→ **Stated problem**
Search the material for "ядре" and show all lines that contain it.

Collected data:
>> Begin

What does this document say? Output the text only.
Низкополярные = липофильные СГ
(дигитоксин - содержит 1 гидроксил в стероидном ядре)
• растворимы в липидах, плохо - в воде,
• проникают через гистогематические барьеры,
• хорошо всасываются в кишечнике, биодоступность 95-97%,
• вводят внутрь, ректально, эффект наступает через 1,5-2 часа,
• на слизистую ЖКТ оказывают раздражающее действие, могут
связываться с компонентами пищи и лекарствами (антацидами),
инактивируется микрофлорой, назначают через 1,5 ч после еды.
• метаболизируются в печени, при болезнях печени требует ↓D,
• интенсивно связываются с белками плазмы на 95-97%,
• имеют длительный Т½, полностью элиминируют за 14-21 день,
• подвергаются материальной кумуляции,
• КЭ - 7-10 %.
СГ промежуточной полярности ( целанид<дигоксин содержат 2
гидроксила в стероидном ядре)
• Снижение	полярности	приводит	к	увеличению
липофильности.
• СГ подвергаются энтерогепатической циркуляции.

>> End

→ **Answer to this problem**
(дигитоксин - содержит 1 гидроксил в стероидном ядре)
гидроксила в стероидном ядре)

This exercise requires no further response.